___ MATERIAL FOR THIS TASK ___
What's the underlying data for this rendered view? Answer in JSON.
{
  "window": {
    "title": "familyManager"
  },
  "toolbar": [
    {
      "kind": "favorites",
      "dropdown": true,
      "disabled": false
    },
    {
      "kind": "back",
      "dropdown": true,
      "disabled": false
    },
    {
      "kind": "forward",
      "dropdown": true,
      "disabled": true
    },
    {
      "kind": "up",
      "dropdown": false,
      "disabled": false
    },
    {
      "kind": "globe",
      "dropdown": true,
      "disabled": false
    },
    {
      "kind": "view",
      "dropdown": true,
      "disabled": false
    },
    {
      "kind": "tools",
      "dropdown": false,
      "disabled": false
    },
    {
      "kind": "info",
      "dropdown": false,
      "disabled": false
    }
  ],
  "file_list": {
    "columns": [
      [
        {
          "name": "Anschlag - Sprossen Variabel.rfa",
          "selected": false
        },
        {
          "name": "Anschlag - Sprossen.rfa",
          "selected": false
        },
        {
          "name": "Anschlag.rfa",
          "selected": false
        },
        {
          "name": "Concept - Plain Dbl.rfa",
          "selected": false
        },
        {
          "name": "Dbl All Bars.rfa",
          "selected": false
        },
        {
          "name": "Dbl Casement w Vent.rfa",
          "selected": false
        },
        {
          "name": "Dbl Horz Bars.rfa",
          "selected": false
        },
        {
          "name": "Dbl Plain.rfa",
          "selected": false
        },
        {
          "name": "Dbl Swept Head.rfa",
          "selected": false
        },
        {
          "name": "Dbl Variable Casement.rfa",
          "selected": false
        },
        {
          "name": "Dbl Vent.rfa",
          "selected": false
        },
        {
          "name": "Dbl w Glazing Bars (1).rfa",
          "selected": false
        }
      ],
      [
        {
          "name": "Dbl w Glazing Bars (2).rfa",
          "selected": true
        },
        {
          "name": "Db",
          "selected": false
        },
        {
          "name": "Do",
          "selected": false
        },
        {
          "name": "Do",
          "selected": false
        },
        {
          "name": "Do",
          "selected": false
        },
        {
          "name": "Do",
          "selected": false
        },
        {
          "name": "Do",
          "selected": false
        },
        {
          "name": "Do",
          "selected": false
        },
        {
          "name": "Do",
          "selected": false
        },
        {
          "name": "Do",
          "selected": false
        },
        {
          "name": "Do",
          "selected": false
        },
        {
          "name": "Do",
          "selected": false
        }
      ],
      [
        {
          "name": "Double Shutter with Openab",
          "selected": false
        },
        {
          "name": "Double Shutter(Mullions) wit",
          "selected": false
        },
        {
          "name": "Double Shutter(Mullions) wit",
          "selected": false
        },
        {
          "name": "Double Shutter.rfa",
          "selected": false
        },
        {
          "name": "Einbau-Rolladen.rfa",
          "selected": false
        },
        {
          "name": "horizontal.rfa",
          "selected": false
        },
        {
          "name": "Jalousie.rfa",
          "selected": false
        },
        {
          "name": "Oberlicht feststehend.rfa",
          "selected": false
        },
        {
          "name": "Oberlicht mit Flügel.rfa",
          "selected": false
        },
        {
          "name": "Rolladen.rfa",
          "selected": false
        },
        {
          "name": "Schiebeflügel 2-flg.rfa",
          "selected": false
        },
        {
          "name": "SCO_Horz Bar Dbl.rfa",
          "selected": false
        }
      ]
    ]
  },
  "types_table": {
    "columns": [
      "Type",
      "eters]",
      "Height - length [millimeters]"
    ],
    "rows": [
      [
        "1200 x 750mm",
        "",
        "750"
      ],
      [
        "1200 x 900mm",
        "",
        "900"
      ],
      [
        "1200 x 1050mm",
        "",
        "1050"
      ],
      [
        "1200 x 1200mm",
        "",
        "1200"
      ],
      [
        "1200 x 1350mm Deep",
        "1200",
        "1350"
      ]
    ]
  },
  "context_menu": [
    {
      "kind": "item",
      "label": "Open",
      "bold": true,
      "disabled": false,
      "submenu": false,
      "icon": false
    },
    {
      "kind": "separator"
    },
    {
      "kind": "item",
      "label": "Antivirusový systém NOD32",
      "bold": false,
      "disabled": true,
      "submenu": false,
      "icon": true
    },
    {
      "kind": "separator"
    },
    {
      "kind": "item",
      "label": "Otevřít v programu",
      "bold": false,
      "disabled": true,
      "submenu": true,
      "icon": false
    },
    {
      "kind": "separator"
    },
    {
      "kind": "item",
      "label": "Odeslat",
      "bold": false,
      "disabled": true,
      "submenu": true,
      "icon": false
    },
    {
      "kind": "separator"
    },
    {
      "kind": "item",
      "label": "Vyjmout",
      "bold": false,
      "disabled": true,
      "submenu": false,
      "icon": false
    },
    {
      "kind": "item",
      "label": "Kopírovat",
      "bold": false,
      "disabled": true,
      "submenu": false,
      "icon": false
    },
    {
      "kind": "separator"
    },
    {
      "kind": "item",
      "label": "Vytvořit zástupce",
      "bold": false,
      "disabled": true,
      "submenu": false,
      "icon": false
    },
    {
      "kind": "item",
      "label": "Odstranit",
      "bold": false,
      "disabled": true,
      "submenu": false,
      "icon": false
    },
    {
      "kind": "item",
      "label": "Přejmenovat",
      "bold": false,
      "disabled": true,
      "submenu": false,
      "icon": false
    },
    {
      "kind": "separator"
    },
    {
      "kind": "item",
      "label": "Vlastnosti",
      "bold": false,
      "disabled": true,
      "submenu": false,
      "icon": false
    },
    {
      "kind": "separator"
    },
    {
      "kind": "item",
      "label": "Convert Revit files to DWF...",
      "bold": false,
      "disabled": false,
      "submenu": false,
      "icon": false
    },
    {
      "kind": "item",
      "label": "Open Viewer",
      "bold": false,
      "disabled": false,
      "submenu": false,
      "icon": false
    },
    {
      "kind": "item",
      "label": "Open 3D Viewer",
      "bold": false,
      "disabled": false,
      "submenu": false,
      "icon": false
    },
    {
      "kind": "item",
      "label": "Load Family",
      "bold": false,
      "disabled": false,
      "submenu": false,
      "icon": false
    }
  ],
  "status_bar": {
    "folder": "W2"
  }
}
___
■ AIM OF THE EXERCISE: Show every line of the records above that contains the word "Viewer".

■ RESPONSE TO THE EXERCISE:
      "label": "Open Viewer",
      "label": "Open 3D Viewer",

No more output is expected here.